GIVEN PROBLEM
Exactly reproduce the entries, dropping any pictures from your copy.
* * * * * * *
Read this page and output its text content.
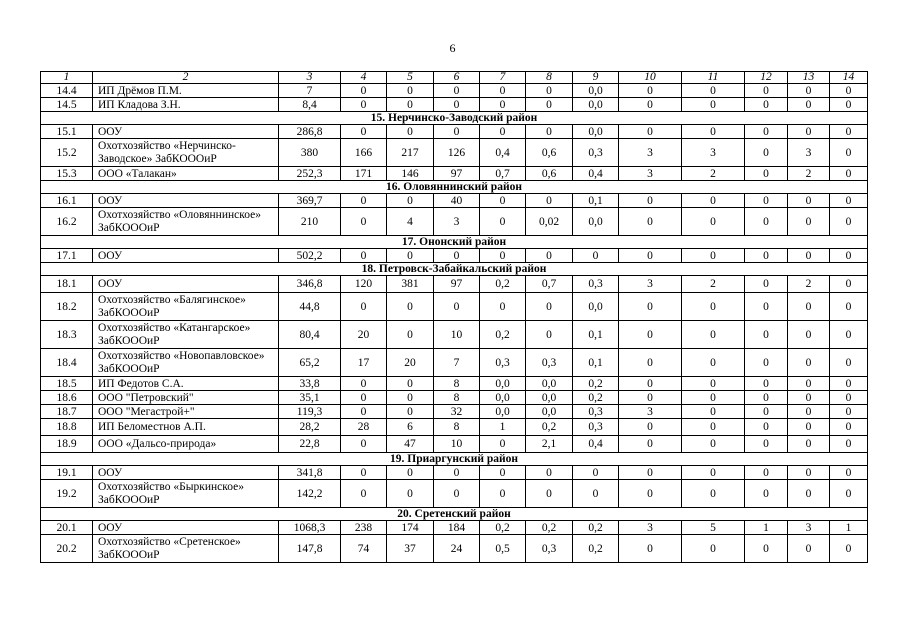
6
1	2	3	4	5	6	7	8	9	10	11	12	13	14
14.4	ИП Дрёмов П.М.	7	0	0	0	0	0	0,0	0	0	0	0	0
14.5	ИП Кладова З.Н.	8,4	0	0	0	0	0	0,0	0	0	0	0	0
15. Нерчинско-Заводский район													
15.1	ООУ	286,8	0	0	0	0	0	0,0	0	0	0	0	0
15.2	Охотхозяйство «Нерчинско-Заводское» ЗабКОООиР	380	166	217	126	0,4	0,6	0,3	3	3	0	3	0
15.3	ООО «Талакан»	252,3	171	146	97	0,7	0,6	0,4	3	2	0	2	0
16. Оловяннинский район													
16.1	ООУ	369,7	0	0	40	0	0	0,1	0	0	0	0	0
16.2	Охотхозяйство «Оловяннинское» ЗабКОООиР	210	0	4	3	0	0,02	0,0	0	0	0	0	0
17. Ононский район													
17.1	ООУ	502,2	0	0	0	0	0	0	0	0	0	0	0
18. Петровск-Забайкальский район													
18.1	ООУ	346,8	120	381	97	0,2	0,7	0,3	3	2	0	2	0
18.2	Охотхозяйство «Балягинское» ЗабКОООиР	44,8	0	0	0	0	0	0,0	0	0	0	0	0
18.3	Охотхозяйство «Катангарское» ЗабКОООиР	80,4	20	0	10	0,2	0	0,1	0	0	0	0	0
18.4	Охотхозяйство «Новопавловское» ЗабКОООиР	65,2	17	20	7	0,3	0,3	0,1	0	0	0	0	0
18.5	ИП Федотов С.А.	33,8	0	0	8	0,0	0,0	0,2	0	0	0	0	0
18.6	ООО "Петровский"	35,1	0	0	8	0,0	0,0	0,2	0	0	0	0	0
18.7	ООО "Мегастрой+"	119,3	0	0	32	0,0	0,0	0,3	3	0	0	0	0
18.8	ИП Беломестнов А.П.	28,2	28	6	8	1	0,2	0,3	0	0	0	0	0
18.9	ООО «Дальсо-природа»	22,8	0	47	10	0	2,1	0,4	0	0	0	0	0
19. Приаргунский район													
19.1	ООУ	341,8	0	0	0	0	0	0	0	0	0	0	0
19.2	Охотхозяйство «Быркинское» ЗабКОООиР	142,2	0	0	0	0	0	0	0	0	0	0	0
20. Сретенский район													
20.1	ООУ	1068,3	238	174	184	0,2	0,2	0,2	3	5	1	3	1
20.2	Охотхозяйство «Сретенское» ЗабКОООиР	147,8	74	37	24	0,5	0,3	0,2	0	0	0	0	0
* * * * * * *
IN RESPONSE
Read this page and output its text content.
6
1	2	3	4	5	6	7	8	9	10	11	12	13	14
14.4	ИП Дрёмов П.М.	7	0	0	0	0	0	0,0	0	0	0	0	0
14.5	ИП Кладова З.Н.	8,4	0	0	0	0	0	0,0	0	0	0	0	0
15. Нерчинско-Заводский район													
15.1	ООУ	286,8	0	0	0	0	0	0,0	0	0	0	0	0
15.2	Охотхозяйство «Нерчинско-Заводское» ЗабКОООиР	380	166	217	126	0,4	0,6	0,3	3	3	0	3	0
15.3	ООО «Талакан»	252,3	171	146	97	0,7	0,6	0,4	3	2	0	2	0
16. Оловяннинский район													
16.1	ООУ	369,7	0	0	40	0	0	0,1	0	0	0	0	0
16.2	Охотхозяйство «Оловяннинское» ЗабКОООиР	210	0	4	3	0	0,02	0,0	0	0	0	0	0
17. Ононский район													
17.1	ООУ	502,2	0	0	0	0	0	0	0	0	0	0	0
18. Петровск-Забайкальский район													
18.1	ООУ	346,8	120	381	97	0,2	0,7	0,3	3	2	0	2	0
18.2	Охотхозяйство «Балягинское» ЗабКОООиР	44,8	0	0	0	0	0	0,0	0	0	0	0	0
18.3	Охотхозяйство «Катангарское» ЗабКОООиР	80,4	20	0	10	0,2	0	0,1	0	0	0	0	0
18.4	Охотхозяйство «Новопавловское» ЗабКОООиР	65,2	17	20	7	0,3	0,3	0,1	0	0	0	0	0
18.5	ИП Федотов С.А.	33,8	0	0	8	0,0	0,0	0,2	0	0	0	0	0
18.6	ООО "Петровский"	35,1	0	0	8	0,0	0,0	0,2	0	0	0	0	0
18.7	ООО "Мегастрой+"	119,3	0	0	32	0,0	0,0	0,3	3	0	0	0	0
18.8	ИП Беломестнов А.П.	28,2	28	6	8	1	0,2	0,3	0	0	0	0	0
18.9	ООО «Дальсо-природа»	22,8	0	47	10	0	2,1	0,4	0	0	0	0	0
19. Приаргунский район													
19.1	ООУ	341,8	0	0	0	0	0	0	0	0	0	0	0
19.2	Охотхозяйство «Быркинское» ЗабКОООиР	142,2	0	0	0	0	0	0	0	0	0	0	0
20. Сретенский район													
20.1	ООУ	1068,3	238	174	184	0,2	0,2	0,2	3	5	1	3	1
20.2	Охотхозяйство «Сретенское» ЗабКОООиР	147,8	74	37	24	0,5	0,3	0,2	0	0	0	0	0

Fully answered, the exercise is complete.